- **SHORT PROBLEM**:
Return all of the data exactly, with nothing left out but the pictures.

- **ENTRIES**:
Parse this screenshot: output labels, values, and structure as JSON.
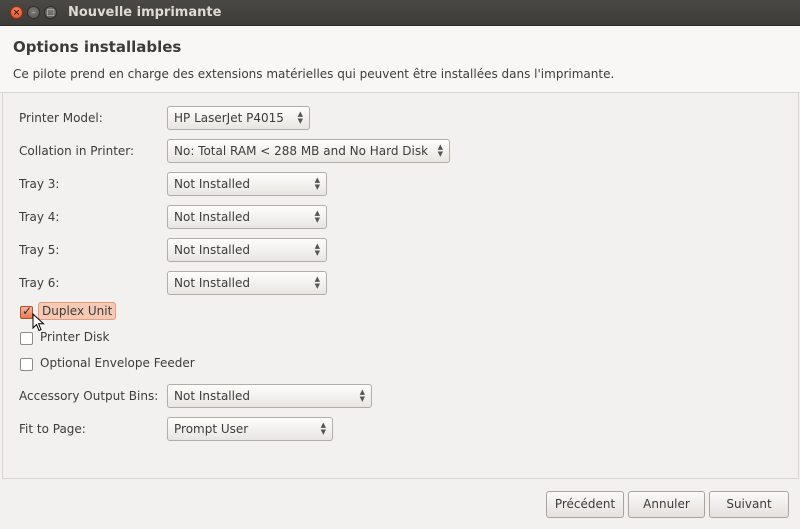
{
  "window": {
    "title": "Nouvelle imprimante",
    "close_glyph": "×",
    "min_glyph": "–",
    "max_glyph": "□"
  },
  "header": {
    "title": "Options installables",
    "description": "Ce pilote prend en charge des extensions matérielles qui peuvent être installées dans l'imprimante."
  },
  "options": {
    "printer_model": {
      "label": "Printer Model:",
      "value": "HP LaserJet P4015"
    },
    "collation": {
      "label": "Collation in Printer:",
      "value": "No: Total RAM < 288 MB and No Hard Disk"
    },
    "tray3": {
      "label": "Tray 3:",
      "value": "Not Installed"
    },
    "tray4": {
      "label": "Tray 4:",
      "value": "Not Installed"
    },
    "tray5": {
      "label": "Tray 5:",
      "value": "Not Installed"
    },
    "tray6": {
      "label": "Tray 6:",
      "value": "Not Installed"
    },
    "duplex_unit": {
      "label": "Duplex Unit",
      "checked": true
    },
    "printer_disk": {
      "label": "Printer Disk",
      "checked": false
    },
    "envelope_feeder": {
      "label": "Optional Envelope Feeder",
      "checked": false
    },
    "output_bins": {
      "label": "Accessory Output Bins:",
      "value": "Not Installed"
    },
    "fit_to_page": {
      "label": "Fit to Page:",
      "value": "Prompt User"
    }
  },
  "footer": {
    "previous": "Précédent",
    "cancel": "Annuler",
    "next": "Suivant"
  },
  "icons": {
    "combo_arrows": "updown-chevron-icon",
    "check": "checkmark-icon",
    "cursor": "mouse-pointer-icon"
  },
  "colors": {
    "accent": "#e77a52",
    "titlebar": "#3c3b37",
    "window_bg": "#f2f1f0"
  }
}
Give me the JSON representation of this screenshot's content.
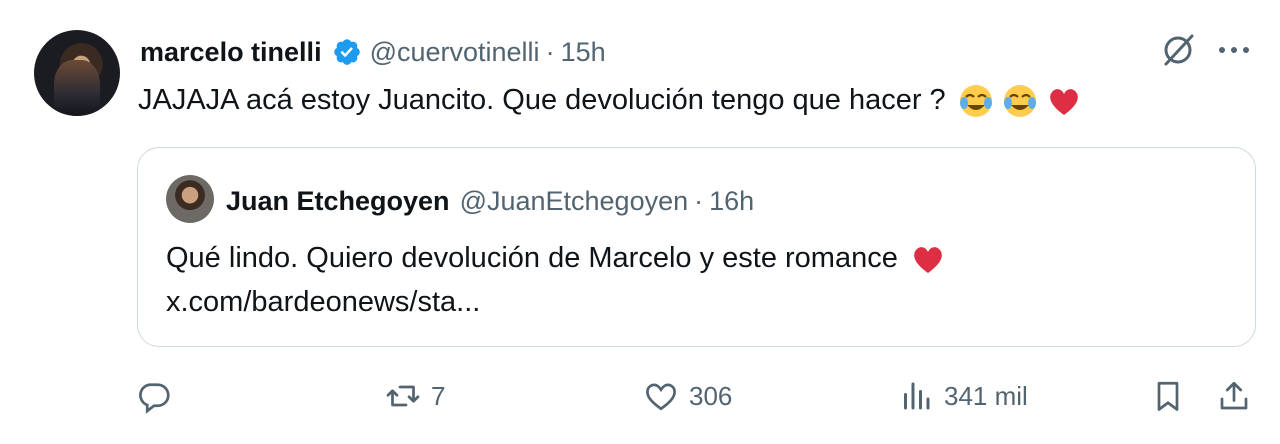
{
  "tweet": {
    "author_name": "marcelo tinelli",
    "author_handle": "@cuervotinelli",
    "separator": "·",
    "time": "15h",
    "text": "JAJAJA acá estoy Juancito. Que devolución tengo que hacer ?",
    "emojis": [
      "face-with-tears-of-joy",
      "face-with-tears-of-joy",
      "red-heart"
    ]
  },
  "quote": {
    "author_name": "Juan Etchegoyen",
    "author_handle": "@JuanEtchegoyen",
    "separator": "·",
    "time": "16h",
    "text_line1": "Qué lindo. Quiero devolución de Marcelo y este romance",
    "text_line2": "x.com/bardeonews/sta...",
    "emojis": [
      "red-heart"
    ]
  },
  "actions": {
    "reply_count": "",
    "retweet_count": "7",
    "like_count": "306",
    "views_count": "341 mil"
  },
  "colors": {
    "verified": "#1d9bf0",
    "heart": "#e0245e",
    "muted": "#536471",
    "text": "#0f1419",
    "border": "#cfd9de"
  },
  "icons": [
    "verified-badge-icon",
    "grok-icon",
    "more-options-icon",
    "reply-icon",
    "retweet-icon",
    "like-icon",
    "views-icon",
    "bookmark-icon",
    "share-icon"
  ]
}
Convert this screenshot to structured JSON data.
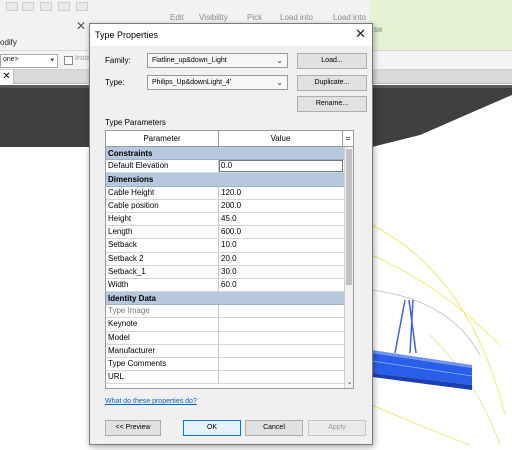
{
  "background_app": {
    "ribbon_labels": [
      "Edit",
      "Visibility",
      "Pick",
      "Load into",
      "Load into"
    ],
    "ribbon_partial_label": "se",
    "modify_label": "odify",
    "selector_value": "one>",
    "checkbox_label": "Insta",
    "tab_close": "✕"
  },
  "dialog": {
    "title": "Type Properties",
    "close_glyph": "✕",
    "family_label": "Family:",
    "family_value": "Flatline_up&down_Light",
    "type_label": "Type:",
    "type_value": "Philips_Up&downLight_4'",
    "load_button": "Load...",
    "duplicate_button": "Duplicate...",
    "rename_button": "Rename...",
    "type_parameters_label": "Type Parameters",
    "grid": {
      "col_parameter": "Parameter",
      "col_value": "Value",
      "col_eq": "=",
      "rows": [
        {
          "kind": "group",
          "label": "Constraints",
          "collapse": "⌃"
        },
        {
          "kind": "row",
          "param": "Default Elevation",
          "value": "0.0",
          "selected": true
        },
        {
          "kind": "group",
          "label": "Dimensions",
          "collapse": "⌃"
        },
        {
          "kind": "row",
          "param": "Cable Height",
          "value": "120.0"
        },
        {
          "kind": "row",
          "param": "Cable position",
          "value": "200.0"
        },
        {
          "kind": "row",
          "param": "Height",
          "value": "45.0"
        },
        {
          "kind": "row",
          "param": "Length",
          "value": "600.0"
        },
        {
          "kind": "row",
          "param": "Setback",
          "value": "10.0"
        },
        {
          "kind": "row",
          "param": "Setback 2",
          "value": "20.0"
        },
        {
          "kind": "row",
          "param": "Setback_1",
          "value": "30.0"
        },
        {
          "kind": "row",
          "param": "Width",
          "value": "60.0"
        },
        {
          "kind": "group",
          "label": "Identity Data",
          "collapse": "⌃"
        },
        {
          "kind": "row",
          "param": "Type Image",
          "value": "",
          "grey": true
        },
        {
          "kind": "row",
          "param": "Keynote",
          "value": ""
        },
        {
          "kind": "row",
          "param": "Model",
          "value": ""
        },
        {
          "kind": "row",
          "param": "Manufacturer",
          "value": ""
        },
        {
          "kind": "row",
          "param": "Type Comments",
          "value": ""
        },
        {
          "kind": "row",
          "param": "URL",
          "value": ""
        }
      ]
    },
    "scroll_down_glyph": "⌄",
    "help_link": "What do these properties do?",
    "preview_button": "<< Preview",
    "ok_button": "OK",
    "cancel_button": "Cancel",
    "apply_button": "Apply"
  }
}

- **TASK RESPONSE**:
Parse this screenshot: output labels, values, and structure as JSON.
{
  "window": {
    "title": "Nouvelle imprimante",
    "close_glyph": "×",
    "min_glyph": "–",
    "max_glyph": "□"
  },
  "header": {
    "title": "Options installables",
    "description": "Ce pilote prend en charge des extensions matérielles qui peuvent être installées dans l'imprimante."
  },
  "options": {
    "printer_model": {
      "label": "Printer Model:",
      "value": "HP LaserJet P4015"
    },
    "collation": {
      "label": "Collation in Printer:",
      "value": "No: Total RAM < 288 MB and No Hard Disk"
    },
    "tray3": {
      "label": "Tray 3:",
      "value": "Not Installed"
    },
    "tray4": {
      "label": "Tray 4:",
      "value": "Not Installed"
    },
    "tray5": {
      "label": "Tray 5:",
      "value": "Not Installed"
    },
    "tray6": {
      "label": "Tray 6:",
      "value": "Not Installed"
    },
    "duplex_unit": {
      "label": "Duplex Unit",
      "checked": true
    },
    "printer_disk": {
      "label": "Printer Disk",
      "checked": false
    },
    "envelope_feeder": {
      "label": "Optional Envelope Feeder",
      "checked": false
    },
    "output_bins": {
      "label": "Accessory Output Bins:",
      "value": "Not Installed"
    },
    "fit_to_page": {
      "label": "Fit to Page:",
      "value": "Prompt User"
    }
  },
  "footer": {
    "previous": "Précédent",
    "cancel": "Annuler",
    "next": "Suivant"
  },
  "icons": {
    "combo_arrows": "updown-chevron-icon",
    "check": "checkmark-icon",
    "cursor": "mouse-pointer-icon"
  },
  "colors": {
    "accent": "#e77a52",
    "titlebar": "#3c3b37",
    "window_bg": "#f2f1f0"
  }
}
Give me the JSON representation of this screenshot's content.
{
  "tweet": {
    "author_name": "marcelo tinelli",
    "author_handle": "@cuervotinelli",
    "separator": "·",
    "time": "15h",
    "text": "JAJAJA acá estoy Juancito. Que devolución tengo que hacer ?",
    "emojis": [
      "face-with-tears-of-joy",
      "face-with-tears-of-joy",
      "red-heart"
    ]
  },
  "quote": {
    "author_name": "Juan Etchegoyen",
    "author_handle": "@JuanEtchegoyen",
    "separator": "·",
    "time": "16h",
    "text_line1": "Qué lindo. Quiero devolución de Marcelo y este romance",
    "text_line2": "x.com/bardeonews/sta...",
    "emojis": [
      "red-heart"
    ]
  },
  "actions": {
    "reply_count": "",
    "retweet_count": "7",
    "like_count": "306",
    "views_count": "341 mil"
  },
  "colors": {
    "verified": "#1d9bf0",
    "heart": "#e0245e",
    "muted": "#536471",
    "text": "#0f1419",
    "border": "#cfd9de"
  },
  "icons": [
    "verified-badge-icon",
    "grok-icon",
    "more-options-icon",
    "reply-icon",
    "retweet-icon",
    "like-icon",
    "views-icon",
    "bookmark-icon",
    "share-icon"
  ]
}
Convert this screenshot to structured JSON data.
{
  "background_app": {
    "ribbon_labels": [
      "Edit",
      "Visibility",
      "Pick",
      "Load into",
      "Load into"
    ],
    "ribbon_partial_label": "se",
    "modify_label": "odify",
    "selector_value": "one>",
    "checkbox_label": "Insta",
    "tab_close": "✕"
  },
  "dialog": {
    "title": "Type Properties",
    "close_glyph": "✕",
    "family_label": "Family:",
    "family_value": "Flatline_up&down_Light",
    "type_label": "Type:",
    "type_value": "Philips_Up&downLight_4'",
    "load_button": "Load...",
    "duplicate_button": "Duplicate...",
    "rename_button": "Rename...",
    "type_parameters_label": "Type Parameters",
    "grid": {
      "col_parameter": "Parameter",
      "col_value": "Value",
      "col_eq": "=",
      "rows": [
        {
          "kind": "group",
          "label": "Constraints",
          "collapse": "⌃"
        },
        {
          "kind": "row",
          "param": "Default Elevation",
          "value": "0.0",
          "selected": true
        },
        {
          "kind": "group",
          "label": "Dimensions",
          "collapse": "⌃"
        },
        {
          "kind": "row",
          "param": "Cable Height",
          "value": "120.0"
        },
        {
          "kind": "row",
          "param": "Cable position",
          "value": "200.0"
        },
        {
          "kind": "row",
          "param": "Height",
          "value": "45.0"
        },
        {
          "kind": "row",
          "param": "Length",
          "value": "600.0"
        },
        {
          "kind": "row",
          "param": "Setback",
          "value": "10.0"
        },
        {
          "kind": "row",
          "param": "Setback 2",
          "value": "20.0"
        },
        {
          "kind": "row",
          "param": "Setback_1",
          "value": "30.0"
        },
        {
          "kind": "row",
          "param": "Width",
          "value": "60.0"
        },
        {
          "kind": "group",
          "label": "Identity Data",
          "collapse": "⌃"
        },
        {
          "kind": "row",
          "param": "Type Image",
          "value": "",
          "grey": true
        },
        {
          "kind": "row",
          "param": "Keynote",
          "value": ""
        },
        {
          "kind": "row",
          "param": "Model",
          "value": ""
        },
        {
          "kind": "row",
          "param": "Manufacturer",
          "value": ""
        },
        {
          "kind": "row",
          "param": "Type Comments",
          "value": ""
        },
        {
          "kind": "row",
          "param": "URL",
          "value": ""
        }
      ]
    },
    "scroll_down_glyph": "⌄",
    "help_link": "What do these properties do?",
    "preview_button": "<< Preview",
    "ok_button": "OK",
    "cancel_button": "Cancel",
    "apply_button": "Apply"
  }
}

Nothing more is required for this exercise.